**Records for processing**
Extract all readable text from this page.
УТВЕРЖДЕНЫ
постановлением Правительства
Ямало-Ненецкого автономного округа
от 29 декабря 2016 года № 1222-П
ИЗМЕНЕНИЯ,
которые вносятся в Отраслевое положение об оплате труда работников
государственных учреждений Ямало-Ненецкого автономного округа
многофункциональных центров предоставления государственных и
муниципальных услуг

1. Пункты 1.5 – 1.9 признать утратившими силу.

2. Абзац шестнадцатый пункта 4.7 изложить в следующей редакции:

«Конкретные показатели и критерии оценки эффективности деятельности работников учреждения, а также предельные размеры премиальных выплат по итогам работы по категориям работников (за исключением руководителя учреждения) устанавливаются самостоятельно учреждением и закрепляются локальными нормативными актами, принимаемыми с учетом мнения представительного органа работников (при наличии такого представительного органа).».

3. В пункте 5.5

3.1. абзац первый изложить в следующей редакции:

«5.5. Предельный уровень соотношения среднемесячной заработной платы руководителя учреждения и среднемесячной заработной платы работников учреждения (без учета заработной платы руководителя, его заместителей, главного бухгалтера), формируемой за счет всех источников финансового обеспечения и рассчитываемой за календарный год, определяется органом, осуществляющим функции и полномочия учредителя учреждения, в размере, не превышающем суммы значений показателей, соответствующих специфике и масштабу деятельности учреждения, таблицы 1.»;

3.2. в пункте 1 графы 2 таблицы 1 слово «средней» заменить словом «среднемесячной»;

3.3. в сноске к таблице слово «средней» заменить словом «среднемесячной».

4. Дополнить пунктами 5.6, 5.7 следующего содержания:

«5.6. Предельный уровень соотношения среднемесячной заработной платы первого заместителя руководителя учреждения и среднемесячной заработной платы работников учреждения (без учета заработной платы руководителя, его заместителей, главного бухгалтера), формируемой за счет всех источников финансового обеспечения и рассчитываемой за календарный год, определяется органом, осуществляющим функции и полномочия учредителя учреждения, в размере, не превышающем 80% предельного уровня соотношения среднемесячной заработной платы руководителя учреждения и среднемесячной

**Request**
Pick out the lines that contain "редакции" and copy them.

**Finished answer**
2. Абзац шестнадцатый пункта 4.7 изложить в следующей редакции:
3.1. абзац первый изложить в следующей редакции:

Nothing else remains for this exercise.